EXERCISE — Provide the records once more, identical to the original.

DATA IN THIS EXERCISE —
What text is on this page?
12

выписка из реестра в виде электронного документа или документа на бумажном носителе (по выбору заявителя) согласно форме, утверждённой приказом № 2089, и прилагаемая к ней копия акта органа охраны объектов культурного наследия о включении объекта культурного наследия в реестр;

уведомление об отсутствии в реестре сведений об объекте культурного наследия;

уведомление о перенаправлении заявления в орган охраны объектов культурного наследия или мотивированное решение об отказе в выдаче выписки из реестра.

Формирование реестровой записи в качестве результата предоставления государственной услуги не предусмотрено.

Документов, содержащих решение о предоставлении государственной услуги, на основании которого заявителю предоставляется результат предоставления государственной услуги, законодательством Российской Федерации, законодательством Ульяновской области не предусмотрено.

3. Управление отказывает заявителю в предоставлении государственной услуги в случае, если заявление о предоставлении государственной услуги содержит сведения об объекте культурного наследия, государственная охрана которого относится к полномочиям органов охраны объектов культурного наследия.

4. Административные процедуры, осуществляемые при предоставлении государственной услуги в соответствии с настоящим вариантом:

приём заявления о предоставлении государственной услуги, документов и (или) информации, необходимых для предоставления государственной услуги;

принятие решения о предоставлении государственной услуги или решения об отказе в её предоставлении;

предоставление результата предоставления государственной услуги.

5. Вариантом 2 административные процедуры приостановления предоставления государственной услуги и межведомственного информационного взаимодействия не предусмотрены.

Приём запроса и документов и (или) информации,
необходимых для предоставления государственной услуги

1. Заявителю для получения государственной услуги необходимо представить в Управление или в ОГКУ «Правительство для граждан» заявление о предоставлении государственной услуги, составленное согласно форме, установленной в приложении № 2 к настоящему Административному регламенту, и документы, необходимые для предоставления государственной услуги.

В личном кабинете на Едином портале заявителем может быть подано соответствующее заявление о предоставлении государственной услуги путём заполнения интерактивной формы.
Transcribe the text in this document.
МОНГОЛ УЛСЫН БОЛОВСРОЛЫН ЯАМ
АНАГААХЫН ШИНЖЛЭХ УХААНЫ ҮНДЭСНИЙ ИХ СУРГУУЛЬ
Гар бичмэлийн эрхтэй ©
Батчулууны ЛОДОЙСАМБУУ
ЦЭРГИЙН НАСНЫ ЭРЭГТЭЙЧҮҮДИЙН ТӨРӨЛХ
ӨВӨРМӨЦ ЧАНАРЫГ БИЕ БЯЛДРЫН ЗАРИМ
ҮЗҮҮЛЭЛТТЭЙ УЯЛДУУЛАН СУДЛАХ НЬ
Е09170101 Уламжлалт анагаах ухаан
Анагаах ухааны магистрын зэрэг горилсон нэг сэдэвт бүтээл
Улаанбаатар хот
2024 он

FULL OUTPUT —
What text is on this page?
12

выписка из реестра в виде электронного документа или документа на бумажном носителе (по выбору заявителя) согласно форме, утверждённой приказом № 2089, и прилагаемая к ней копия акта органа охраны объектов культурного наследия о включении объекта культурного наследия в реестр;

уведомление об отсутствии в реестре сведений об объекте культурного наследия;

уведомление о перенаправлении заявления в орган охраны объектов культурного наследия или мотивированное решение об отказе в выдаче выписки из реестра.

Формирование реестровой записи в качестве результата предоставления государственной услуги не предусмотрено.

Документов, содержащих решение о предоставлении государственной услуги, на основании которого заявителю предоставляется результат предоставления государственной услуги, законодательством Российской Федерации, законодательством Ульяновской области не предусмотрено.

3. Управление отказывает заявителю в предоставлении государственной услуги в случае, если заявление о предоставлении государственной услуги содержит сведения об объекте культурного наследия, государственная охрана которого относится к полномочиям органов охраны объектов культурного наследия.

4. Административные процедуры, осуществляемые при предоставлении государственной услуги в соответствии с настоящим вариантом:

приём заявления о предоставлении государственной услуги, документов и (или) информации, необходимых для предоставления государственной услуги;

принятие решения о предоставлении государственной услуги или решения об отказе в её предоставлении;

предоставление результата предоставления государственной услуги.

5. Вариантом 2 административные процедуры приостановления предоставления государственной услуги и межведомственного информационного взаимодействия не предусмотрены.

Приём запроса и документов и (или) информации,
необходимых для предоставления государственной услуги

1. Заявителю для получения государственной услуги необходимо представить в Управление или в ОГКУ «Правительство для граждан» заявление о предоставлении государственной услуги, составленное согласно форме, установленной в приложении № 2 к настоящему Административному регламенту, и документы, необходимые для предоставления государственной услуги.

В личном кабинете на Едином портале заявителем может быть подано соответствующее заявление о предоставлении государственной услуги путём заполнения интерактивной формы.
Transcribe the text in this document.
МОНГОЛ УЛСЫН БОЛОВСРОЛЫН ЯАМ
АНАГААХЫН ШИНЖЛЭХ УХААНЫ ҮНДЭСНИЙ ИХ СУРГУУЛЬ
Гар бичмэлийн эрхтэй ©
Батчулууны ЛОДОЙСАМБУУ
ЦЭРГИЙН НАСНЫ ЭРЭГТЭЙЧҮҮДИЙН ТӨРӨЛХ
ӨВӨРМӨЦ ЧАНАРЫГ БИЕ БЯЛДРЫН ЗАРИМ
ҮЗҮҮЛЭЛТТЭЙ УЯЛДУУЛАН СУДЛАХ НЬ
Е09170101 Уламжлалт анагаах ухаан
Анагаах ухааны магистрын зэрэг горилсон нэг сэдэвт бүтээл
Улаанбаатар хот
2024 он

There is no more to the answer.